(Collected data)
* * * *

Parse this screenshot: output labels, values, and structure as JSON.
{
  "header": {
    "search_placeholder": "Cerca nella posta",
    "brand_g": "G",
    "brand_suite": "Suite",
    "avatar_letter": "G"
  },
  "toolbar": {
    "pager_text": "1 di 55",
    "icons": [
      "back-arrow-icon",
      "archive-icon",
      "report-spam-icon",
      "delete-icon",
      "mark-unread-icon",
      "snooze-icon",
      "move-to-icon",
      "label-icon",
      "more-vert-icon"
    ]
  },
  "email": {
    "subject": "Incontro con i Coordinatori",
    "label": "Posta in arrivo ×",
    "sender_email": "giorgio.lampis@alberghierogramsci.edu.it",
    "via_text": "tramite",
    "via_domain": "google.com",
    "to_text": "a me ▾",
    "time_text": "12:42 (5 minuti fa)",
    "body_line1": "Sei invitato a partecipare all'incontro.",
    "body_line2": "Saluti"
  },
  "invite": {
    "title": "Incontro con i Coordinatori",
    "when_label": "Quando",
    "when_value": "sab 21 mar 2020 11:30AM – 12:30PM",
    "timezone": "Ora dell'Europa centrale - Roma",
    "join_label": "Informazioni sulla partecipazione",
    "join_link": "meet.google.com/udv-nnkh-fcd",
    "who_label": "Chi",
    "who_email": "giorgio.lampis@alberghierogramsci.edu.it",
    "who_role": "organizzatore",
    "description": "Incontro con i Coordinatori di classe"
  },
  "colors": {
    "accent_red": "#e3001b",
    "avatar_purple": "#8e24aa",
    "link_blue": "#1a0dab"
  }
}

* * * *

WORK TO BE COMPLETED
Your task is to print the whole listing again exactly.

THE OUTPUT
Parse this screenshot: output labels, values, and structure as JSON.
{
  "header": {
    "search_placeholder": "Cerca nella posta",
    "brand_g": "G",
    "brand_suite": "Suite",
    "avatar_letter": "G"
  },
  "toolbar": {
    "pager_text": "1 di 55",
    "icons": [
      "back-arrow-icon",
      "archive-icon",
      "report-spam-icon",
      "delete-icon",
      "mark-unread-icon",
      "snooze-icon",
      "move-to-icon",
      "label-icon",
      "more-vert-icon"
    ]
  },
  "email": {
    "subject": "Incontro con i Coordinatori",
    "label": "Posta in arrivo ×",
    "sender_email": "giorgio.lampis@alberghierogramsci.edu.it",
    "via_text": "tramite",
    "via_domain": "google.com",
    "to_text": "a me ▾",
    "time_text": "12:42 (5 minuti fa)",
    "body_line1": "Sei invitato a partecipare all'incontro.",
    "body_line2": "Saluti"
  },
  "invite": {
    "title": "Incontro con i Coordinatori",
    "when_label": "Quando",
    "when_value": "sab 21 mar 2020 11:30AM – 12:30PM",
    "timezone": "Ora dell'Europa centrale - Roma",
    "join_label": "Informazioni sulla partecipazione",
    "join_link": "meet.google.com/udv-nnkh-fcd",
    "who_label": "Chi",
    "who_email": "giorgio.lampis@alberghierogramsci.edu.it",
    "who_role": "organizzatore",
    "description": "Incontro con i Coordinatori di classe"
  },
  "colors": {
    "accent_red": "#e3001b",
    "avatar_purple": "#8e24aa",
    "link_blue": "#1a0dab"
  }
}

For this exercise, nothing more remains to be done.